- Task description
Examine the entries below, count the lines holding the string "Nicole", and respond with the number only.

[Start of Material to process]

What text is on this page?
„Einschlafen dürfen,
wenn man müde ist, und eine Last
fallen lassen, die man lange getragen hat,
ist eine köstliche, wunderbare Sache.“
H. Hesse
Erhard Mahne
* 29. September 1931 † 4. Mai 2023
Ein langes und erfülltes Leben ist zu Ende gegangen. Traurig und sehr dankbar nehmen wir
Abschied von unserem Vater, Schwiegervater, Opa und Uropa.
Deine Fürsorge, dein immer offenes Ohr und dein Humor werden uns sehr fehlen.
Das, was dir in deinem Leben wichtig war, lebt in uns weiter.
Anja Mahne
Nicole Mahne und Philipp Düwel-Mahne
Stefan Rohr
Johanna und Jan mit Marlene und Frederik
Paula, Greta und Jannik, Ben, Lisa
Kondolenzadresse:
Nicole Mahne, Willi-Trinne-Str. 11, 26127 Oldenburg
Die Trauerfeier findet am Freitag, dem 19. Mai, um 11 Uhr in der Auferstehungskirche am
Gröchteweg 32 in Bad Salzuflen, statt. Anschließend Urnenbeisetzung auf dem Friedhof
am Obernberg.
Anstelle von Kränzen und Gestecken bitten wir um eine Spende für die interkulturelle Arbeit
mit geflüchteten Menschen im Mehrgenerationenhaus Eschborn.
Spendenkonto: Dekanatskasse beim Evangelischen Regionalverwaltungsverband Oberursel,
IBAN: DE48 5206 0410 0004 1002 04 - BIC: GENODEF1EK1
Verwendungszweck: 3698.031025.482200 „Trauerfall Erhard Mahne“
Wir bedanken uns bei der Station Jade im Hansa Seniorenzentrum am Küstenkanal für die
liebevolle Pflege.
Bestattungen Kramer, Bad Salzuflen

[End of Material to process]

- Result of this exercise
2